→ Exercise: Draw out every line with the word "Documentation" from the listing below.

[Data entries]
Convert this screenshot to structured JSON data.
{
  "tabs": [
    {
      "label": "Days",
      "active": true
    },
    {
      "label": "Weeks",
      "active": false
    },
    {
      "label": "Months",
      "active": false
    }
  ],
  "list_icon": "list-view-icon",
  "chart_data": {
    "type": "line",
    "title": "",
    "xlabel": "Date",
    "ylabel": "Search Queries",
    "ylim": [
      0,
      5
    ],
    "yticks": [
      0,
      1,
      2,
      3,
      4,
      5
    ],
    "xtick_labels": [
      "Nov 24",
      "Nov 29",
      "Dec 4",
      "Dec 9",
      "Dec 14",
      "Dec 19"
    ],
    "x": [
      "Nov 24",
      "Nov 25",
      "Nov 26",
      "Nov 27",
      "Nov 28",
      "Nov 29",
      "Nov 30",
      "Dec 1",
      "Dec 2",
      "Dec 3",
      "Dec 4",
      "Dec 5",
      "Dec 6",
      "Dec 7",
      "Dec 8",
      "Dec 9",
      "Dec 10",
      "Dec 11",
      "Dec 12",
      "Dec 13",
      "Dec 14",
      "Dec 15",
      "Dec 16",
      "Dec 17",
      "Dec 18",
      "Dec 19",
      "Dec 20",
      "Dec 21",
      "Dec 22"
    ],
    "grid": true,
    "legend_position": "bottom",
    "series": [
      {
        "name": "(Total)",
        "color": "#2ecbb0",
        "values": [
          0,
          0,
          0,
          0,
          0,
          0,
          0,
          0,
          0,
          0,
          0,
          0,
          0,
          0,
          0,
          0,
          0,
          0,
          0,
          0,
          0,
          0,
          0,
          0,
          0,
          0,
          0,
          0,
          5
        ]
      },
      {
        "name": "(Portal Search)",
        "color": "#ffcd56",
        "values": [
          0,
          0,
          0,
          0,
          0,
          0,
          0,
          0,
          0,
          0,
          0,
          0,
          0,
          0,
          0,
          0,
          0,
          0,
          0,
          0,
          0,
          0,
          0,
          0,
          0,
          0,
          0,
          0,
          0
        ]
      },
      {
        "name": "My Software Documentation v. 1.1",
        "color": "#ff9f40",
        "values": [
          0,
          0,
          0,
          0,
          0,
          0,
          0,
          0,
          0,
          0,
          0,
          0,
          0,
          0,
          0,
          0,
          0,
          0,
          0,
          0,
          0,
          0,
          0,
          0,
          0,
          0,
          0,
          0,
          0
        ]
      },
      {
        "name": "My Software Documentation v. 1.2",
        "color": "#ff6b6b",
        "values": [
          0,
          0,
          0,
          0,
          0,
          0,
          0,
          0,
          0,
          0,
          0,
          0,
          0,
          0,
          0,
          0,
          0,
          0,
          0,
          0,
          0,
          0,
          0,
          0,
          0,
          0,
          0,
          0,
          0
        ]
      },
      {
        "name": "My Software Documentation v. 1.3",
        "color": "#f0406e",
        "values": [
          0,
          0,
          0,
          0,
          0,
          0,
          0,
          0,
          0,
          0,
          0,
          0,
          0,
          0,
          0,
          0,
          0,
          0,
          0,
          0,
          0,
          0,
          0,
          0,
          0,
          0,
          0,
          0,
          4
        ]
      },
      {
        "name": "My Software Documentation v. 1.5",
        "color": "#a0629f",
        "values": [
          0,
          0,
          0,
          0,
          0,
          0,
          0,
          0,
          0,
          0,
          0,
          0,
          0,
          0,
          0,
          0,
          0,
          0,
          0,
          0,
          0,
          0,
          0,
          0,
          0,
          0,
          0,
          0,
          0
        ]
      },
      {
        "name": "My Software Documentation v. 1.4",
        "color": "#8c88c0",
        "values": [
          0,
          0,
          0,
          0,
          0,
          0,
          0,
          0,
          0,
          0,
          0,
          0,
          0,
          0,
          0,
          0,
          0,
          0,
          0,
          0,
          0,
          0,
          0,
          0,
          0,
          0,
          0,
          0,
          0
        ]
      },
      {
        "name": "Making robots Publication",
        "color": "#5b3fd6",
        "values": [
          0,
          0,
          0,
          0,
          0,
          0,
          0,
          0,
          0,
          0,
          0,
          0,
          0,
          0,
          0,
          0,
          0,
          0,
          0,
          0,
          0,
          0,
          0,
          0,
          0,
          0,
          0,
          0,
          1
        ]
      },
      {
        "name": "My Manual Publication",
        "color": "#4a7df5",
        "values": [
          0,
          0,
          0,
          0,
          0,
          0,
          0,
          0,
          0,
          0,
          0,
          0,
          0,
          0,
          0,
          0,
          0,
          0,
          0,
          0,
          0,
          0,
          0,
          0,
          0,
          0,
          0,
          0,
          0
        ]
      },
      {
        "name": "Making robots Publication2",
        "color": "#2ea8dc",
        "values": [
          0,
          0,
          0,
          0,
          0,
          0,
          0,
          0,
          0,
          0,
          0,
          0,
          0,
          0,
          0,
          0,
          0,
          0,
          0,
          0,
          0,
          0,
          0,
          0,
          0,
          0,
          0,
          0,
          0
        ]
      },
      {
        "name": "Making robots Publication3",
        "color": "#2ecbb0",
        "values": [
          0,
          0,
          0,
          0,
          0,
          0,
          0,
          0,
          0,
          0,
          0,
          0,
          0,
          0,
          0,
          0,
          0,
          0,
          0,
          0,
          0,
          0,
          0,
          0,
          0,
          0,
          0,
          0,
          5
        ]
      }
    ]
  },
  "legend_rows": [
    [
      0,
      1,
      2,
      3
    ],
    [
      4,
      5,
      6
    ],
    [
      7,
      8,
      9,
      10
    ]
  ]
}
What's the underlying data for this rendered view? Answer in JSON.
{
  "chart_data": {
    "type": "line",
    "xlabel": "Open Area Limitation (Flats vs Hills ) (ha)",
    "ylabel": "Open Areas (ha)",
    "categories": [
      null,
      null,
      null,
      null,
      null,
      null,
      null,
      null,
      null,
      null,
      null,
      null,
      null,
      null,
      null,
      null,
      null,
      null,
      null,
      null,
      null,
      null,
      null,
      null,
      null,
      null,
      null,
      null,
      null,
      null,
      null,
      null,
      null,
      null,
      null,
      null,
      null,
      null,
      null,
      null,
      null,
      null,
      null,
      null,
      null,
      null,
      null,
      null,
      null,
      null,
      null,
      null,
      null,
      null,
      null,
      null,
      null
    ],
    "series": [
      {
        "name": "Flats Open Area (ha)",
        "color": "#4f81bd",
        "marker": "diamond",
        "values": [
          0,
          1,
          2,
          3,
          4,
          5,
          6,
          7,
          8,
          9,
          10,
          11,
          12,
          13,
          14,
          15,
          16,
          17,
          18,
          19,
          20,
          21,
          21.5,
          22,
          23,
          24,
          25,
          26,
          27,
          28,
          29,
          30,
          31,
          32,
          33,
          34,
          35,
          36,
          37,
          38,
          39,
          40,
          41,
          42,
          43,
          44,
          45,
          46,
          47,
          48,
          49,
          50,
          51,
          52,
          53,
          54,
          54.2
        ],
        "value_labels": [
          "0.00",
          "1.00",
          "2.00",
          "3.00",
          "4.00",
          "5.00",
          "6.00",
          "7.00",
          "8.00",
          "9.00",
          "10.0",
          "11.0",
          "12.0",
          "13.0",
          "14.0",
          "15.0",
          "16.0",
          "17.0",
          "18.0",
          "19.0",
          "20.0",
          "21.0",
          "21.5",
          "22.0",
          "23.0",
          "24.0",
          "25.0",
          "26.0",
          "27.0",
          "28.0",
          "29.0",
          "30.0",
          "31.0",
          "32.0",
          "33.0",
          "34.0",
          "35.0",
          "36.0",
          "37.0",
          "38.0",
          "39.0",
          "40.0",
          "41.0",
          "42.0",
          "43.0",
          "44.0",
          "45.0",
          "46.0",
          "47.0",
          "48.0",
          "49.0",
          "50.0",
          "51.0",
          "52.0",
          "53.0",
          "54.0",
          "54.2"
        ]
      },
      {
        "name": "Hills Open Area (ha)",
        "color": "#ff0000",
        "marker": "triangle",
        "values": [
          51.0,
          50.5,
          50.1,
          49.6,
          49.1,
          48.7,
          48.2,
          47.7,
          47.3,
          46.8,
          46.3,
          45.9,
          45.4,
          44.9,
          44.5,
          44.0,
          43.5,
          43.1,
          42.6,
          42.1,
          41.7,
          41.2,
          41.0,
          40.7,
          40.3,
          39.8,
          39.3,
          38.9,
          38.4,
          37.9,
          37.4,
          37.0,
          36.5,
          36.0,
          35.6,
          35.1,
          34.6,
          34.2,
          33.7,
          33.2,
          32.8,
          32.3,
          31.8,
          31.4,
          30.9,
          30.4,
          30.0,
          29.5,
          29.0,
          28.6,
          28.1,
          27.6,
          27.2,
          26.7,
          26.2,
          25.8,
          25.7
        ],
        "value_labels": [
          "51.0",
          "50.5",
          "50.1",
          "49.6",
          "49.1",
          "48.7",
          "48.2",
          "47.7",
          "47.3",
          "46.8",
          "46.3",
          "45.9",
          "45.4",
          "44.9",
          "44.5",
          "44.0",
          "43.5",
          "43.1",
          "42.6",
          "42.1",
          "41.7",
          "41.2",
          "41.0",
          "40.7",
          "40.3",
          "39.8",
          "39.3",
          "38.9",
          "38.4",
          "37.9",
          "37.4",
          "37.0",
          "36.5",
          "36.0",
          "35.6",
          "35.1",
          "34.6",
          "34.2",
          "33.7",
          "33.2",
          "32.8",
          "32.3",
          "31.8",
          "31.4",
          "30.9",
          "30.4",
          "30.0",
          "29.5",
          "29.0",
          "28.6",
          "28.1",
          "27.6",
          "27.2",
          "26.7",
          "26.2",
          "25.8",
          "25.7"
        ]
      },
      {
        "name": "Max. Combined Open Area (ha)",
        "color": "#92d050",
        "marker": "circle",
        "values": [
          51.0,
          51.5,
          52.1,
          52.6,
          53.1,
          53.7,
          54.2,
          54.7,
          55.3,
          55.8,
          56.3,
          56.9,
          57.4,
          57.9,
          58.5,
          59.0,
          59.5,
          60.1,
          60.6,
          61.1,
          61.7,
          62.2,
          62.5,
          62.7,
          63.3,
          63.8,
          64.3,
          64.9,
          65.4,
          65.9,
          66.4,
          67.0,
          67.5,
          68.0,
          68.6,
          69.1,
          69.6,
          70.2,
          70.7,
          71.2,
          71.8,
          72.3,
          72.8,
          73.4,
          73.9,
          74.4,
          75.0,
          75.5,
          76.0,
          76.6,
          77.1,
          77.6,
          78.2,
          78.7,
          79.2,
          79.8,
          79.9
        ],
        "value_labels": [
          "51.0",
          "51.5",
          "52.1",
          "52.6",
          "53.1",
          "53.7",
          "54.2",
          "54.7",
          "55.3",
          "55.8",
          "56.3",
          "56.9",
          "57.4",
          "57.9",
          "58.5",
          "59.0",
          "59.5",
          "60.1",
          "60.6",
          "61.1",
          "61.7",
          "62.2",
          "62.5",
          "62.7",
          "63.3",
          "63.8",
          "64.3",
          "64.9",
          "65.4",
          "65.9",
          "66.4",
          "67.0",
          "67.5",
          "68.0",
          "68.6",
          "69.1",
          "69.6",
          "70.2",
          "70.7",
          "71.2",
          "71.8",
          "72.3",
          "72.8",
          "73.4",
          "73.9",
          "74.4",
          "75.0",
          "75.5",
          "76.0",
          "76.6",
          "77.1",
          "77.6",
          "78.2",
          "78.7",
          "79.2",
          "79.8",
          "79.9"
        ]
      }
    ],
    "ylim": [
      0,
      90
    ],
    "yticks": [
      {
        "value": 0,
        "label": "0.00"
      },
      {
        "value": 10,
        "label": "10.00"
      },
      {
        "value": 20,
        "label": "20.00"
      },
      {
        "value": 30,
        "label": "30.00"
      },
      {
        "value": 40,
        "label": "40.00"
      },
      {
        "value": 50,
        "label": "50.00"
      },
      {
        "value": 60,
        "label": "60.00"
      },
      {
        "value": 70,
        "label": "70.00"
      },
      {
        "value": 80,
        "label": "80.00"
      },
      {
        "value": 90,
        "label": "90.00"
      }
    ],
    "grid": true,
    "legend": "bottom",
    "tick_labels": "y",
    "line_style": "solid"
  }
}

→ Result of this exercise:
        "name": "My Software Documentation v. 1.1",
        "name": "My Software Documentation v. 1.2",
        "name": "My Software Documentation v. 1.3",
        "name": "My Software Documentation v. 1.5",
        "name": "My Software Documentation v. 1.4",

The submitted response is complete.